DATA FOR THIS EXERCISE start

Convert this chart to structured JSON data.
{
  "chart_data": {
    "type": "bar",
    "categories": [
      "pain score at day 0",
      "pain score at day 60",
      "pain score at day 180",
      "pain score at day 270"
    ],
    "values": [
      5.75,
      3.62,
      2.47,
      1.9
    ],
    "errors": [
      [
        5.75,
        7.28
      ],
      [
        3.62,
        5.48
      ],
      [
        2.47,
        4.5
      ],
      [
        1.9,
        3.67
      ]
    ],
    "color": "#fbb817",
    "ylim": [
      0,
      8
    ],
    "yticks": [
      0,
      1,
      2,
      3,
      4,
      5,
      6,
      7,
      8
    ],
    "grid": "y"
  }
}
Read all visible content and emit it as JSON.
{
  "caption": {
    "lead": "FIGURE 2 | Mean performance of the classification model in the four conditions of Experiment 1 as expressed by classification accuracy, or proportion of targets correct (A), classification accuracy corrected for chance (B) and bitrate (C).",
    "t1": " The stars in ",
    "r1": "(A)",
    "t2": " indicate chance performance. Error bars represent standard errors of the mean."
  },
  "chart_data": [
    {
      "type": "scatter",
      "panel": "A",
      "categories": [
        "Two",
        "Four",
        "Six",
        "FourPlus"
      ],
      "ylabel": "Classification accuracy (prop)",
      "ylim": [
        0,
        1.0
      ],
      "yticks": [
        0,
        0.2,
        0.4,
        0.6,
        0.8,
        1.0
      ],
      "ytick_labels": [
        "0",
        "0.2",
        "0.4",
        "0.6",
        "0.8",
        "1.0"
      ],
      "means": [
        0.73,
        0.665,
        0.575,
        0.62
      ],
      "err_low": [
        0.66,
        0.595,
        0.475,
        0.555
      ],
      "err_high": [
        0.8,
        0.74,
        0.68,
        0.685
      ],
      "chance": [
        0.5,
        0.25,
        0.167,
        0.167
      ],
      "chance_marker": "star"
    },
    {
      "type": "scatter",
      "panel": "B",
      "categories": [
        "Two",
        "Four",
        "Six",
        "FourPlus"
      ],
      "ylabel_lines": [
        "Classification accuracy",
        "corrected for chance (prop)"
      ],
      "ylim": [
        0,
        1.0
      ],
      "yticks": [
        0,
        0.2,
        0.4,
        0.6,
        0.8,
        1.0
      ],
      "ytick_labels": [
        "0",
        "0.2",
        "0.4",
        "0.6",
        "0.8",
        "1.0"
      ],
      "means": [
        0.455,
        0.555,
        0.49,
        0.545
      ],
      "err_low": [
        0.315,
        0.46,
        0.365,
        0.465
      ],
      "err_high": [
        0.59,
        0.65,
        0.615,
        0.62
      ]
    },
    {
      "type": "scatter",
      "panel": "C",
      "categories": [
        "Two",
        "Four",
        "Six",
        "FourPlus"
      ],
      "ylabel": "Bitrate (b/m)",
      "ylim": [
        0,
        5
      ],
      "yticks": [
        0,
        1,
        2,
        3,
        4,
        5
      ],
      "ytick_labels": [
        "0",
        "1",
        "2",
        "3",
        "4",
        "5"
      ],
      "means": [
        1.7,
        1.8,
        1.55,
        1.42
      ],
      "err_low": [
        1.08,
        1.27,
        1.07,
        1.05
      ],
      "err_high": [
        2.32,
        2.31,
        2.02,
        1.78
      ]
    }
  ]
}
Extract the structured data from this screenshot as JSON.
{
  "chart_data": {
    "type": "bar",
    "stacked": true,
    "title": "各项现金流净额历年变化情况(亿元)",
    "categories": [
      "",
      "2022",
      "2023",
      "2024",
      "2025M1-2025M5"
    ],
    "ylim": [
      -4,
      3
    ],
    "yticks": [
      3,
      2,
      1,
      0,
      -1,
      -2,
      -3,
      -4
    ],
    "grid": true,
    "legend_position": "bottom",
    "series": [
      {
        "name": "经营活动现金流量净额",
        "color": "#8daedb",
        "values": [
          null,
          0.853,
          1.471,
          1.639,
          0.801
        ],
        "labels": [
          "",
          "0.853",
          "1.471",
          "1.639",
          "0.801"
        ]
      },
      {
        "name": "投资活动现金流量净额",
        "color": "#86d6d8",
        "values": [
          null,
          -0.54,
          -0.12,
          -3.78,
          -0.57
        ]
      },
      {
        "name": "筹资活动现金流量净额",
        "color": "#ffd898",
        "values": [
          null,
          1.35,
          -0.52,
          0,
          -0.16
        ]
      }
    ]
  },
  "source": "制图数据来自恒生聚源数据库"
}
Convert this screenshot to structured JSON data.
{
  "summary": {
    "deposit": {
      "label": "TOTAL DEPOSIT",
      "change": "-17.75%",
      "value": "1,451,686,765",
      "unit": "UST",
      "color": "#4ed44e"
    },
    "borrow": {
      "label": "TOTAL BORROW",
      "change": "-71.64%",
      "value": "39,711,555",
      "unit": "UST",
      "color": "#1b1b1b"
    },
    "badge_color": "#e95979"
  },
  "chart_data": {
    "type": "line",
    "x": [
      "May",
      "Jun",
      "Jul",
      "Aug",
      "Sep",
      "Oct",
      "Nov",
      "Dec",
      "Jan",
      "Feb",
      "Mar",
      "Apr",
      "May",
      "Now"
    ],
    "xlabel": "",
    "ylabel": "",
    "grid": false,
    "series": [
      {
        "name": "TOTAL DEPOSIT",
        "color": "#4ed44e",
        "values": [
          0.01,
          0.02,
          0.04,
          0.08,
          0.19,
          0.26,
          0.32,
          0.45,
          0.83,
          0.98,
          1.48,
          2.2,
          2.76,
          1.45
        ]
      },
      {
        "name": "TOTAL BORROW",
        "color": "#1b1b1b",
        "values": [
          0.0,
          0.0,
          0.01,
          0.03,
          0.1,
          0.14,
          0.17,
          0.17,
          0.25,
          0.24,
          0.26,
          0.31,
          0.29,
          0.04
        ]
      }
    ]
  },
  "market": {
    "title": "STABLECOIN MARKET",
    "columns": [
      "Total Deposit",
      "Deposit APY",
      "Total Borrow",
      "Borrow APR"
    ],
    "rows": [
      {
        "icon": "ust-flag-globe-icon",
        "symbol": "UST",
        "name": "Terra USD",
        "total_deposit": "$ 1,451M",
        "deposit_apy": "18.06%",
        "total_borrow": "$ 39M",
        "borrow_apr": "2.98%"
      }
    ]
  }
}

DATA FOR THIS EXERCISE end

DIRECTION: Copy out the full material exactly as it appears.

EXERCISE RESULT:
Convert this chart to structured JSON data.
{
  "chart_data": {
    "type": "bar",
    "categories": [
      "pain score at day 0",
      "pain score at day 60",
      "pain score at day 180",
      "pain score at day 270"
    ],
    "values": [
      5.75,
      3.62,
      2.47,
      1.9
    ],
    "errors": [
      [
        5.75,
        7.28
      ],
      [
        3.62,
        5.48
      ],
      [
        2.47,
        4.5
      ],
      [
        1.9,
        3.67
      ]
    ],
    "color": "#fbb817",
    "ylim": [
      0,
      8
    ],
    "yticks": [
      0,
      1,
      2,
      3,
      4,
      5,
      6,
      7,
      8
    ],
    "grid": "y"
  }
}
Read all visible content and emit it as JSON.
{
  "caption": {
    "lead": "FIGURE 2 | Mean performance of the classification model in the four conditions of Experiment 1 as expressed by classification accuracy, or proportion of targets correct (A), classification accuracy corrected for chance (B) and bitrate (C).",
    "t1": " The stars in ",
    "r1": "(A)",
    "t2": " indicate chance performance. Error bars represent standard errors of the mean."
  },
  "chart_data": [
    {
      "type": "scatter",
      "panel": "A",
      "categories": [
        "Two",
        "Four",
        "Six",
        "FourPlus"
      ],
      "ylabel": "Classification accuracy (prop)",
      "ylim": [
        0,
        1.0
      ],
      "yticks": [
        0,
        0.2,
        0.4,
        0.6,
        0.8,
        1.0
      ],
      "ytick_labels": [
        "0",
        "0.2",
        "0.4",
        "0.6",
        "0.8",
        "1.0"
      ],
      "means": [
        0.73,
        0.665,
        0.575,
        0.62
      ],
      "err_low": [
        0.66,
        0.595,
        0.475,
        0.555
      ],
      "err_high": [
        0.8,
        0.74,
        0.68,
        0.685
      ],
      "chance": [
        0.5,
        0.25,
        0.167,
        0.167
      ],
      "chance_marker": "star"
    },
    {
      "type": "scatter",
      "panel": "B",
      "categories": [
        "Two",
        "Four",
        "Six",
        "FourPlus"
      ],
      "ylabel_lines": [
        "Classification accuracy",
        "corrected for chance (prop)"
      ],
      "ylim": [
        0,
        1.0
      ],
      "yticks": [
        0,
        0.2,
        0.4,
        0.6,
        0.8,
        1.0
      ],
      "ytick_labels": [
        "0",
        "0.2",
        "0.4",
        "0.6",
        "0.8",
        "1.0"
      ],
      "means": [
        0.455,
        0.555,
        0.49,
        0.545
      ],
      "err_low": [
        0.315,
        0.46,
        0.365,
        0.465
      ],
      "err_high": [
        0.59,
        0.65,
        0.615,
        0.62
      ]
    },
    {
      "type": "scatter",
      "panel": "C",
      "categories": [
        "Two",
        "Four",
        "Six",
        "FourPlus"
      ],
      "ylabel": "Bitrate (b/m)",
      "ylim": [
        0,
        5
      ],
      "yticks": [
        0,
        1,
        2,
        3,
        4,
        5
      ],
      "ytick_labels": [
        "0",
        "1",
        "2",
        "3",
        "4",
        "5"
      ],
      "means": [
        1.7,
        1.8,
        1.55,
        1.42
      ],
      "err_low": [
        1.08,
        1.27,
        1.07,
        1.05
      ],
      "err_high": [
        2.32,
        2.31,
        2.02,
        1.78
      ]
    }
  ]
}
Extract the structured data from this screenshot as JSON.
{
  "chart_data": {
    "type": "bar",
    "stacked": true,
    "title": "各项现金流净额历年变化情况(亿元)",
    "categories": [
      "",
      "2022",
      "2023",
      "2024",
      "2025M1-2025M5"
    ],
    "ylim": [
      -4,
      3
    ],
    "yticks": [
      3,
      2,
      1,
      0,
      -1,
      -2,
      -3,
      -4
    ],
    "grid": true,
    "legend_position": "bottom",
    "series": [
      {
        "name": "经营活动现金流量净额",
        "color": "#8daedb",
        "values": [
          null,
          0.853,
          1.471,
          1.639,
          0.801
        ],
        "labels": [
          "",
          "0.853",
          "1.471",
          "1.639",
          "0.801"
        ]
      },
      {
        "name": "投资活动现金流量净额",
        "color": "#86d6d8",
        "values": [
          null,
          -0.54,
          -0.12,
          -3.78,
          -0.57
        ]
      },
      {
        "name": "筹资活动现金流量净额",
        "color": "#ffd898",
        "values": [
          null,
          1.35,
          -0.52,
          0,
          -0.16
        ]
      }
    ]
  },
  "source": "制图数据来自恒生聚源数据库"
}
Convert this screenshot to structured JSON data.
{
  "summary": {
    "deposit": {
      "label": "TOTAL DEPOSIT",
      "change": "-17.75%",
      "value": "1,451,686,765",
      "unit": "UST",
      "color": "#4ed44e"
    },
    "borrow": {
      "label": "TOTAL BORROW",
      "change": "-71.64%",
      "value": "39,711,555",
      "unit": "UST",
      "color": "#1b1b1b"
    },
    "badge_color": "#e95979"
  },
  "chart_data": {
    "type": "line",
    "x": [
      "May",
      "Jun",
      "Jul",
      "Aug",
      "Sep",
      "Oct",
      "Nov",
      "Dec",
      "Jan",
      "Feb",
      "Mar",
      "Apr",
      "May",
      "Now"
    ],
    "xlabel": "",
    "ylabel": "",
    "grid": false,
    "series": [
      {
        "name": "TOTAL DEPOSIT",
        "color": "#4ed44e",
        "values": [
          0.01,
          0.02,
          0.04,
          0.08,
          0.19,
          0.26,
          0.32,
          0.45,
          0.83,
          0.98,
          1.48,
          2.2,
          2.76,
          1.45
        ]
      },
      {
        "name": "TOTAL BORROW",
        "color": "#1b1b1b",
        "values": [
          0.0,
          0.0,
          0.01,
          0.03,
          0.1,
          0.14,
          0.17,
          0.17,
          0.25,
          0.24,
          0.26,
          0.31,
          0.29,
          0.04
        ]
      }
    ]
  },
  "market": {
    "title": "STABLECOIN MARKET",
    "columns": [
      "Total Deposit",
      "Deposit APY",
      "Total Borrow",
      "Borrow APR"
    ],
    "rows": [
      {
        "icon": "ust-flag-globe-icon",
        "symbol": "UST",
        "name": "Terra USD",
        "total_deposit": "$ 1,451M",
        "deposit_apy": "18.06%",
        "total_borrow": "$ 39M",
        "borrow_apr": "2.98%"
      }
    ]
  }
}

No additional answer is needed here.